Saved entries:
┌──

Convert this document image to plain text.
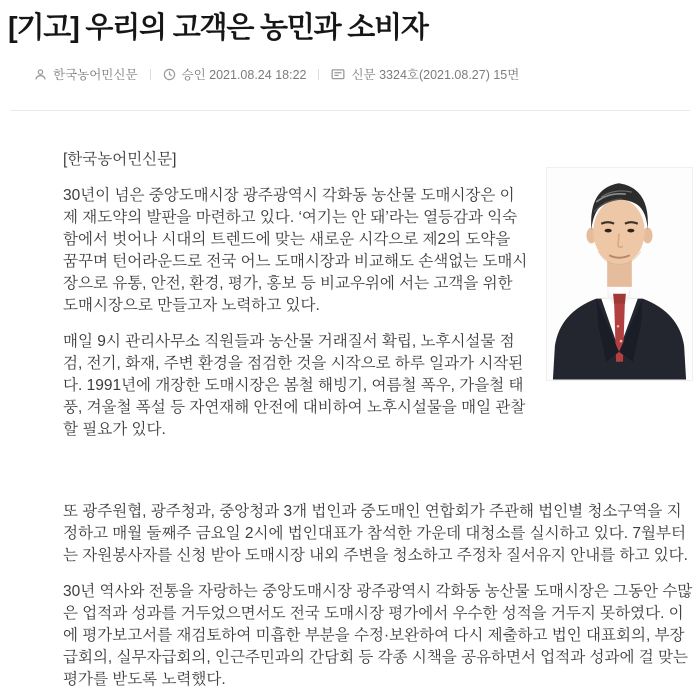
[기고] 우리의 고객은 농민과 소비자
한국농어민신문	승인 2021.08.24 18:22	신문 3324호(2021.08.27) 15면

[한국농어민신문]

30년이 넘은 중앙도매시장 광주광역시 각화동 농산물 도매시장은 이제 재도약의 발판을 마련하고 있다. ‘여기는 안 돼’라는 열등감과 익숙함에서 벗어나 시대의 트렌드에 맞는 새로운 시각으로 제2의 도약을 꿈꾸며 턴어라운드로 전국 어느 도매시장과 비교해도 손색없는 도매시장으로 유통, 안전, 환경, 평가, 홍보 등 비교우위에 서는 고객을 위한 도매시장으로 만들고자 노력하고 있다.

매일 9시 관리사무소 직원들과 농산물 거래질서 확립, 노후시설물 점검, 전기, 화재, 주변 환경을 점검한 것을 시작으로 하루 일과가 시작된다. 1991년에 개장한 도매시장은 봄철 해빙기, 여름철 폭우, 가을철 태풍, 겨울철 폭설 등 자연재해 안전에 대비하여 노후시설물을 매일 관찰할 필요가 있다.

또 광주원협, 광주청과, 중앙청과 3개 법인과 중도매인 연합회가 주관해 법인별 청소구역을 지정하고 매월 둘째주 금요일 2시에 법인대표가 참석한 가운데 대청소를 실시하고 있다. 7월부터는 자원봉사자를 신청 받아 도매시장 내외 주변을 청소하고 주정차 질서유지 안내를 하고 있다.

30년 역사와 전통을 자랑하는 중앙도매시장 광주광역시 각화동 농산물 도매시장은 그동안 수많은 업적과 성과를 거두었으면서도 전국 도매시장 평가에서 우수한 성적을 거두지 못하였다. 이에 평가보고서를 재검토하여 미흡한 부분을 수정·보완하여 다시 제출하고 법인 대표회의, 부장급회의, 실무자급회의, 인근주민과의 간담회 등 각종 시책을 공유하면서 업적과 성과에 걸 맞는 평가를 받도록 노력했다.
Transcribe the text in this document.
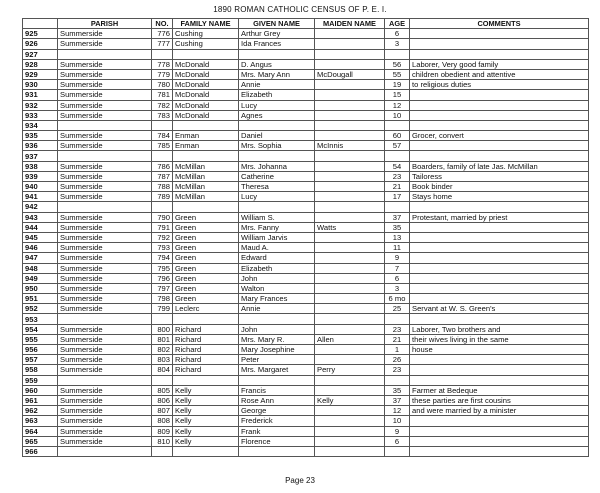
1890 ROMAN CATHOLIC CENSUS OF P. E. I.
	PARISH	NO.	FAMILY NAME	GIVEN NAME	MAIDEN NAME	AGE	COMMENTS
925	Summerside	776	Cushing	Arthur Grey		6	
926	Summerside	777	Cushing	Ida Frances		3	
927							
928	Summerside	778	McDonald	D. Angus		56	Laborer, Very good family
929	Summerside	779	McDonald	Mrs. Mary Ann	McDougall	55	children obedient and attentive
930	Summerside	780	McDonald	Annie		19	to religious duties
931	Summerside	781	McDonald	Elizabeth		15	
932	Summerside	782	McDonald	Lucy		12	
933	Summerside	783	McDonald	Agnes		10	
934							
935	Summerside	784	Enman	Daniel		60	Grocer, convert
936	Summerside	785	Enman	Mrs. Sophia	McInnis	57	
937							
938	Summerside	786	McMillan	Mrs. Johanna		54	Boarders, family of late Jas. McMillan
939	Summerside	787	McMillan	Catherine		23	Tailoress
940	Summerside	788	McMillan	Theresa		21	Book binder
941	Summerside	789	McMillan	Lucy		17	Stays home
942							
943	Summerside	790	Green	William S.		37	Protestant, married by priest
944	Summerside	791	Green	Mrs. Fanny	Watts	35	
945	Summerside	792	Green	William Jarvis		13	
946	Summerside	793	Green	Maud A.		11	
947	Summerside	794	Green	Edward		9	
948	Summerside	795	Green	Elizabeth		7	
949	Summerside	796	Green	John		6	
950	Summerside	797	Green	Walton		3	
951	Summerside	798	Green	Mary Frances		6 mo	
952	Summerside	799	Leclerc	Annie		25	Servant at W. S. Green's
953							
954	Summerside	800	Richard	John		23	Laborer, Two brothers and
955	Summerside	801	Richard	Mrs. Mary R.	Allen	21	their wives living in the same
956	Summerside	802	Richard	Mary Josephine		1	house
957	Summerside	803	Richard	Peter		26	
958	Summerside	804	Richard	Mrs. Margaret	Perry	23	
959							
960	Summerside	805	Kelly	Francis		35	Farmer at Bedeque
961	Summerside	806	Kelly	Rose Ann	Kelly	37	these parties are first cousins
962	Summerside	807	Kelly	George		12	and were married by a minister
963	Summerside	808	Kelly	Frederick		10	
964	Summerside	809	Kelly	Frank		9	
965	Summerside	810	Kelly	Florence		6	
966							
Page 23
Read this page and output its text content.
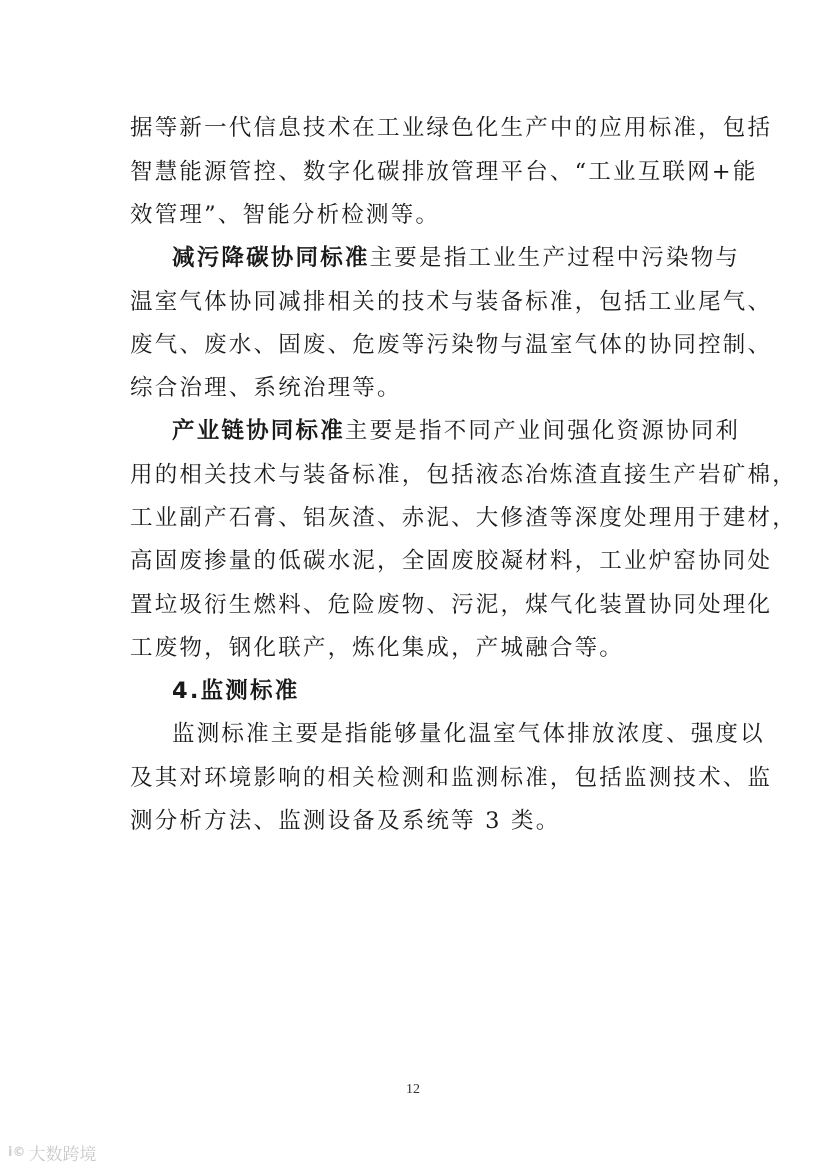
据等新一代信息技术在工业绿色化生产中的应用标准，包括
智慧能源管控、数字化碳排放管理平台、“工业互联网+能
效管理”、智能分析检测等。
减污降碳协同标准主要是指工业生产过程中污染物与
温室气体协同减排相关的技术与装备标准，包括工业尾气、
废气、废水、固废、危废等污染物与温室气体的协同控制、
综合治理、系统治理等。
产业链协同标准主要是指不同产业间强化资源协同利
用的相关技术与装备标准，包括液态冶炼渣直接生产岩矿棉，
工业副产石膏、铝灰渣、赤泥、大修渣等深度处理用于建材，
高固废掺量的低碳水泥，全固废胶凝材料，工业炉窑协同处
置垃圾衍生燃料、危险废物、污泥，煤气化装置协同处理化
工废物，钢化联产，炼化集成，产城融合等。
4.监测标准
监测标准主要是指能够量化温室气体排放浓度、强度以
及其对环境影响的相关检测和监测标准，包括监测技术、监
测分析方法、监测设备及系统等 3 类。
12
i© 大数跨境
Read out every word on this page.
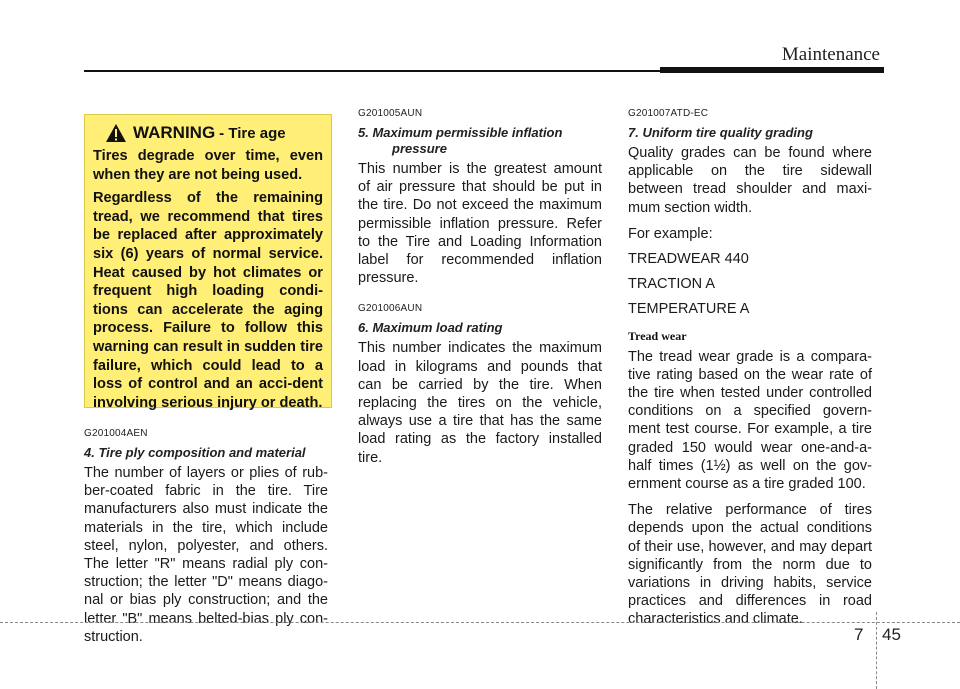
Maintenance
WARNING - Tire age

Tires degrade over time, even when they are not being used.

Regardless of the remaining tread, we recommend that tires be replaced after approximately six (6) years of normal service. Heat caused by hot climates or frequent high loading condi-tions can accelerate the aging process. Failure to follow this warning can result in sudden tire failure, which could lead to a loss of control and an acci-dent involving serious injury or death.

G201004AEN
4. Tire ply composition and material

The number of layers or plies of rub-ber-coated fabric in the tire. Tire manufacturers also must indicate the materials in the tire, which include steel, nylon, polyester, and others. The letter "R" means radial ply con-struction; the letter "D" means diago-nal or bias ply construction; and the letter "B" means belted-bias ply con-struction.

G201005AUN
5. Maximum permissible inflation
pressure

This number is the greatest amount of air pressure that should be put in the tire. Do not exceed the maximum permissible inflation pressure. Refer to the Tire and Loading Information label for recommended inflation pressure.

G201006AUN
6. Maximum load rating

This number indicates the maximum load in kilograms and pounds that can be carried by the tire. When replacing the tires on the vehicle, always use a tire that has the same load rating as the factory installed tire.

G201007ATD-EC
7. Uniform tire quality grading

Quality grades can be found where applicable on the tire sidewall between tread shoulder and maxi-mum section width.

For example:

TREADWEAR 440

TRACTION A

TEMPERATURE A

Tread wear

The tread wear grade is a compara-tive rating based on the wear rate of the tire when tested under controlled conditions on a specified govern-ment test course. For example, a tire graded 150 would wear one-and-a-half times (1½) as well on the gov-ernment course as a tire graded 100.

The relative performance of tires depends upon the actual conditions of their use, however, and may depart significantly from the norm due to variations in driving habits, service practices and differences in road characteristics and climate.

7 45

└──

GIVEN PROBLEM:
Repeat all of the records verbatim, leaving out the pictures.

REPLY:
Convert this document image to plain text.
[기고] 우리의 고객은 농민과 소비자
한국농어민신문	승인 2021.08.24 18:22	신문 3324호(2021.08.27) 15면

[한국농어민신문]

30년이 넘은 중앙도매시장 광주광역시 각화동 농산물 도매시장은 이제 재도약의 발판을 마련하고 있다. ‘여기는 안 돼’라는 열등감과 익숙함에서 벗어나 시대의 트렌드에 맞는 새로운 시각으로 제2의 도약을 꿈꾸며 턴어라운드로 전국 어느 도매시장과 비교해도 손색없는 도매시장으로 유통, 안전, 환경, 평가, 홍보 등 비교우위에 서는 고객을 위한 도매시장으로 만들고자 노력하고 있다.

매일 9시 관리사무소 직원들과 농산물 거래질서 확립, 노후시설물 점검, 전기, 화재, 주변 환경을 점검한 것을 시작으로 하루 일과가 시작된다. 1991년에 개장한 도매시장은 봄철 해빙기, 여름철 폭우, 가을철 태풍, 겨울철 폭설 등 자연재해 안전에 대비하여 노후시설물을 매일 관찰할 필요가 있다.

또 광주원협, 광주청과, 중앙청과 3개 법인과 중도매인 연합회가 주관해 법인별 청소구역을 지정하고 매월 둘째주 금요일 2시에 법인대표가 참석한 가운데 대청소를 실시하고 있다. 7월부터는 자원봉사자를 신청 받아 도매시장 내외 주변을 청소하고 주정차 질서유지 안내를 하고 있다.

30년 역사와 전통을 자랑하는 중앙도매시장 광주광역시 각화동 농산물 도매시장은 그동안 수많은 업적과 성과를 거두었으면서도 전국 도매시장 평가에서 우수한 성적을 거두지 못하였다. 이에 평가보고서를 재검토하여 미흡한 부분을 수정·보완하여 다시 제출하고 법인 대표회의, 부장급회의, 실무자급회의, 인근주민과의 간담회 등 각종 시책을 공유하면서 업적과 성과에 걸 맞는 평가를 받도록 노력했다.
Transcribe the text in this document.
1890 ROMAN CATHOLIC CENSUS OF P. E. I.
	PARISH	NO.	FAMILY NAME	GIVEN NAME	MAIDEN NAME	AGE	COMMENTS
925	Summerside	776	Cushing	Arthur Grey		6	
926	Summerside	777	Cushing	Ida Frances		3	
927							
928	Summerside	778	McDonald	D. Angus		56	Laborer, Very good family
929	Summerside	779	McDonald	Mrs. Mary Ann	McDougall	55	children obedient and attentive
930	Summerside	780	McDonald	Annie		19	to religious duties
931	Summerside	781	McDonald	Elizabeth		15	
932	Summerside	782	McDonald	Lucy		12	
933	Summerside	783	McDonald	Agnes		10	
934							
935	Summerside	784	Enman	Daniel		60	Grocer, convert
936	Summerside	785	Enman	Mrs. Sophia	McInnis	57	
937							
938	Summerside	786	McMillan	Mrs. Johanna		54	Boarders, family of late Jas. McMillan
939	Summerside	787	McMillan	Catherine		23	Tailoress
940	Summerside	788	McMillan	Theresa		21	Book binder
941	Summerside	789	McMillan	Lucy		17	Stays home
942							
943	Summerside	790	Green	William S.		37	Protestant, married by priest
944	Summerside	791	Green	Mrs. Fanny	Watts	35	
945	Summerside	792	Green	William Jarvis		13	
946	Summerside	793	Green	Maud A.		11	
947	Summerside	794	Green	Edward		9	
948	Summerside	795	Green	Elizabeth		7	
949	Summerside	796	Green	John		6	
950	Summerside	797	Green	Walton		3	
951	Summerside	798	Green	Mary Frances		6 mo	
952	Summerside	799	Leclerc	Annie		25	Servant at W. S. Green's
953							
954	Summerside	800	Richard	John		23	Laborer, Two brothers and
955	Summerside	801	Richard	Mrs. Mary R.	Allen	21	their wives living in the same
956	Summerside	802	Richard	Mary Josephine		1	house
957	Summerside	803	Richard	Peter		26	
958	Summerside	804	Richard	Mrs. Margaret	Perry	23	
959							
960	Summerside	805	Kelly	Francis		35	Farmer at Bedeque
961	Summerside	806	Kelly	Rose Ann	Kelly	37	these parties are first cousins
962	Summerside	807	Kelly	George		12	and were married by a minister
963	Summerside	808	Kelly	Frederick		10	
964	Summerside	809	Kelly	Frank		9	
965	Summerside	810	Kelly	Florence		6	
966							
Page 23
Read this page and output its text content.
据等新一代信息技术在工业绿色化生产中的应用标准，包括
智慧能源管控、数字化碳排放管理平台、“工业互联网+能
效管理”、智能分析检测等。
减污降碳协同标准主要是指工业生产过程中污染物与
温室气体协同减排相关的技术与装备标准，包括工业尾气、
废气、废水、固废、危废等污染物与温室气体的协同控制、
综合治理、系统治理等。
产业链协同标准主要是指不同产业间强化资源协同利
用的相关技术与装备标准，包括液态冶炼渣直接生产岩矿棉，
工业副产石膏、铝灰渣、赤泥、大修渣等深度处理用于建材，
高固废掺量的低碳水泥，全固废胶凝材料，工业炉窑协同处
置垃圾衍生燃料、危险废物、污泥，煤气化装置协同处理化
工废物，钢化联产，炼化集成，产城融合等。
4.监测标准
监测标准主要是指能够量化温室气体排放浓度、强度以
及其对环境影响的相关检测和监测标准，包括监测技术、监
测分析方法、监测设备及系统等 3 类。
12
i© 大数跨境
Read out every word on this page.
Maintenance
WARNING - Tire age

Tires degrade over time, even when they are not being used.

Regardless of the remaining tread, we recommend that tires be replaced after approximately six (6) years of normal service. Heat caused by hot climates or frequent high loading condi-tions can accelerate the aging process. Failure to follow this warning can result in sudden tire failure, which could lead to a loss of control and an acci-dent involving serious injury or death.

G201004AEN
4. Tire ply composition and material

The number of layers or plies of rub-ber-coated fabric in the tire. Tire manufacturers also must indicate the materials in the tire, which include steel, nylon, polyester, and others. The letter "R" means radial ply con-struction; the letter "D" means diago-nal or bias ply construction; and the letter "B" means belted-bias ply con-struction.

G201005AUN
5. Maximum permissible inflation
pressure

This number is the greatest amount of air pressure that should be put in the tire. Do not exceed the maximum permissible inflation pressure. Refer to the Tire and Loading Information label for recommended inflation pressure.

G201006AUN
6. Maximum load rating

This number indicates the maximum load in kilograms and pounds that can be carried by the tire. When replacing the tires on the vehicle, always use a tire that has the same load rating as the factory installed tire.

G201007ATD-EC
7. Uniform tire quality grading

Quality grades can be found where applicable on the tire sidewall between tread shoulder and maxi-mum section width.

For example:

TREADWEAR 440

TRACTION A

TEMPERATURE A

Tread wear

The tread wear grade is a compara-tive rating based on the wear rate of the tire when tested under controlled conditions on a specified govern-ment test course. For example, a tire graded 150 would wear one-and-a-half times (1½) as well on the gov-ernment course as a tire graded 100.

The relative performance of tires depends upon the actual conditions of their use, however, and may depart significantly from the norm due to variations in driving habits, service practices and differences in road characteristics and climate.

7 45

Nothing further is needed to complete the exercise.